• **What you should do**
Retrieve all lines below that have the string "Blood".

• **Input records**
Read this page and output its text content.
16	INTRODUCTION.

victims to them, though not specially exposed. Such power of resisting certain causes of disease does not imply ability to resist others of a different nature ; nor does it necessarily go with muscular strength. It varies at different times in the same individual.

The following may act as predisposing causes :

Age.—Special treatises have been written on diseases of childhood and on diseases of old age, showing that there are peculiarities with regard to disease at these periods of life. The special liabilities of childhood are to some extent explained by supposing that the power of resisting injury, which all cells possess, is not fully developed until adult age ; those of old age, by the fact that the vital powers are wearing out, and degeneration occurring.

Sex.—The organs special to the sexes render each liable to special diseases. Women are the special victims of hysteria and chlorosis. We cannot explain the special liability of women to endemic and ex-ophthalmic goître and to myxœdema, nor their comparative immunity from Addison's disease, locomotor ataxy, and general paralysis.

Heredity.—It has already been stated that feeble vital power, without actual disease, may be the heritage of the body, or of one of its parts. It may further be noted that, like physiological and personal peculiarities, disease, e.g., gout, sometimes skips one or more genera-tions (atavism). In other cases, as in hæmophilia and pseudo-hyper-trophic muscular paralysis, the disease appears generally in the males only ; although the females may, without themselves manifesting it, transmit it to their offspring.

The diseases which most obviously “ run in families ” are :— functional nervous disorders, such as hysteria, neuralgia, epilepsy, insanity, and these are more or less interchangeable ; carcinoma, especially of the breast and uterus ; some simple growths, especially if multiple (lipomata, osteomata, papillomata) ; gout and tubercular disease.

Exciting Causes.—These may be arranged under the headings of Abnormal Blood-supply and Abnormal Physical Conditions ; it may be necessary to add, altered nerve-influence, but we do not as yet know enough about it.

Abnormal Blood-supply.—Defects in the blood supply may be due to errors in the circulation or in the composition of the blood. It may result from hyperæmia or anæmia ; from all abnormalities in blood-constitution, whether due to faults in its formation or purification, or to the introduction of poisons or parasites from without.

• **Solution to this task**
Exciting Causes.—These may be arranged under the headings of Abnormal Blood-supply and Abnormal Physical Conditions ; it may be necessary to add, altered nerve-influence, but we do not as yet know enough about it.
Abnormal Blood-supply.—Defects in the blood supply may be due to errors in the circulation or in the composition of the blood. It may result from hyperæmia or anæmia ; from all abnormalities in blood-constitution, whether due to faults in its formation or purification, or to the introduction of poisons or parasites from without.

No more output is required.